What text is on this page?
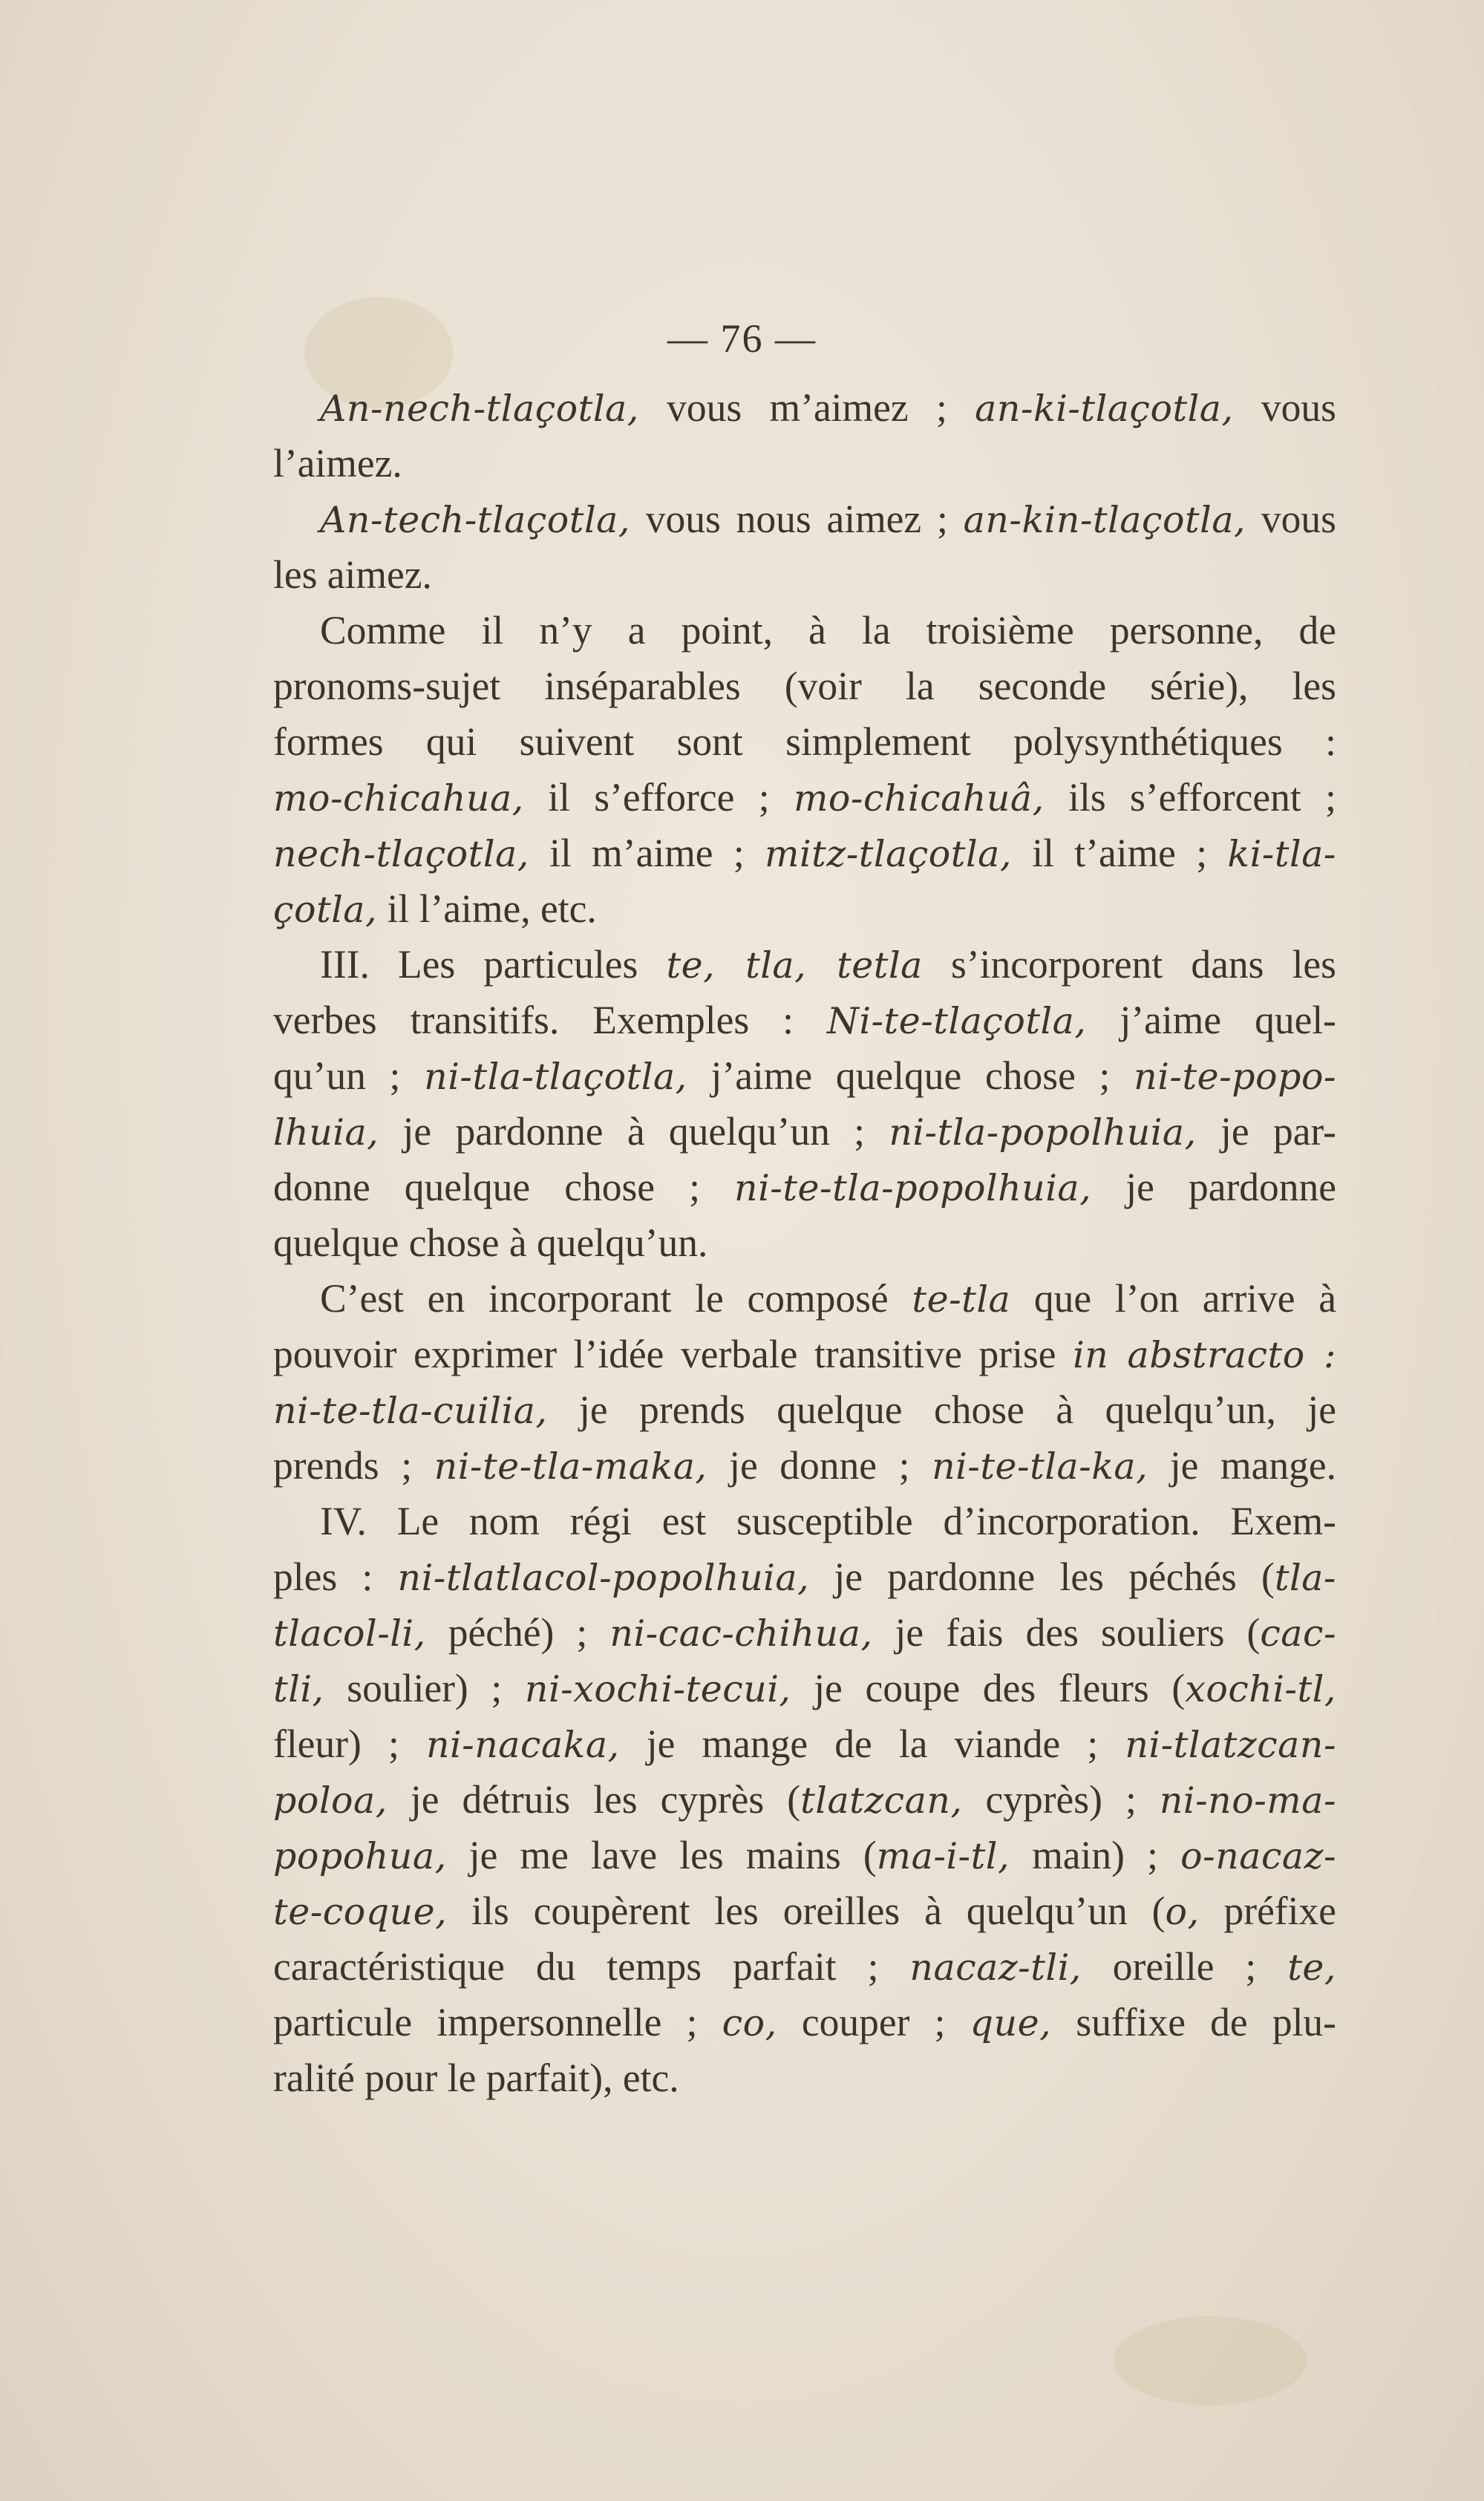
— 76 —
An-nech-tlaçotla, vous m’aimez ; an-ki-tlaçotla, vous
l’aimez.
An-tech-tlaçotla, vous nous aimez ; an-kin-tlaçotla, vous
les aimez.
Comme il n’y a point, à la troisième personne, de
pronoms-sujet inséparables (voir la seconde série), les
formes qui suivent sont simplement polysynthétiques :
mo-chicahua, il s’efforce ; mo-chicahuâ, ils s’efforcent ;
nech-tlaçotla, il m’aime ; mitz-tlaçotla, il t’aime ; ki-tla-
çotla, il l’aime, etc.
III. Les particules te, tla, tetla s’incorporent dans les
verbes transitifs. Exemples : Ni-te-tlaçotla, j’aime quel-
qu’un ; ni-tla-tlaçotla, j’aime quelque chose ; ni-te-popo-
lhuia, je pardonne à quelqu’un ; ni-tla-popolhuia, je par-
donne quelque chose ; ni-te-tla-popolhuia, je pardonne
quelque chose à quelqu’un.
C’est en incorporant le composé te-tla que l’on arrive à
pouvoir exprimer l’idée verbale transitive prise in abstracto :
ni-te-tla-cuilia, je prends quelque chose à quelqu’un, je
prends ; ni-te-tla-maka, je donne ; ni-te-tla-ka, je mange.
IV. Le nom régi est susceptible d’incorporation. Exem-
ples : ni-tlatlacol-popolhuia, je pardonne les péchés (tla-
tlacol-li, péché) ; ni-cac-chihua, je fais des souliers (cac-
tli, soulier) ; ni-xochi-tecui, je coupe des fleurs (xochi-tl,
fleur) ; ni-nacaka, je mange de la viande ; ni-tlatzcan-
poloa, je détruis les cyprès (tlatzcan, cyprès) ; ni-no-ma-
popohua, je me lave les mains (ma-i-tl, main) ; o-nacaz-
te-coque, ils coupèrent les oreilles à quelqu’un (o, préfixe
caractéristique du temps parfait ; nacaz-tli, oreille ; te,
particule impersonnelle ; co, couper ; que, suffixe de plu-
ralité pour le parfait), etc.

____

AIM: Output the entries above exactly, without their pictures.

SOLUTION:
What text is on this page?
— 76 —
An-nech-tlaçotla, vous m’aimez ; an-ki-tlaçotla, vous
l’aimez.
An-tech-tlaçotla, vous nous aimez ; an-kin-tlaçotla, vous
les aimez.
Comme il n’y a point, à la troisième personne, de
pronoms-sujet inséparables (voir la seconde série), les
formes qui suivent sont simplement polysynthétiques :
mo-chicahua, il s’efforce ; mo-chicahuâ, ils s’efforcent ;
nech-tlaçotla, il m’aime ; mitz-tlaçotla, il t’aime ; ki-tla-
çotla, il l’aime, etc.
III. Les particules te, tla, tetla s’incorporent dans les
verbes transitifs. Exemples : Ni-te-tlaçotla, j’aime quel-
qu’un ; ni-tla-tlaçotla, j’aime quelque chose ; ni-te-popo-
lhuia, je pardonne à quelqu’un ; ni-tla-popolhuia, je par-
donne quelque chose ; ni-te-tla-popolhuia, je pardonne
quelque chose à quelqu’un.
C’est en incorporant le composé te-tla que l’on arrive à
pouvoir exprimer l’idée verbale transitive prise in abstracto :
ni-te-tla-cuilia, je prends quelque chose à quelqu’un, je
prends ; ni-te-tla-maka, je donne ; ni-te-tla-ka, je mange.
IV. Le nom régi est susceptible d’incorporation. Exem-
ples : ni-tlatlacol-popolhuia, je pardonne les péchés (tla-
tlacol-li, péché) ; ni-cac-chihua, je fais des souliers (cac-
tli, soulier) ; ni-xochi-tecui, je coupe des fleurs (xochi-tl,
fleur) ; ni-nacaka, je mange de la viande ; ni-tlatzcan-
poloa, je détruis les cyprès (tlatzcan, cyprès) ; ni-no-ma-
popohua, je me lave les mains (ma-i-tl, main) ; o-nacaz-
te-coque, ils coupèrent les oreilles à quelqu’un (o, préfixe
caractéristique du temps parfait ; nacaz-tli, oreille ; te,
particule impersonnelle ; co, couper ; que, suffixe de plu-
ralité pour le parfait), etc.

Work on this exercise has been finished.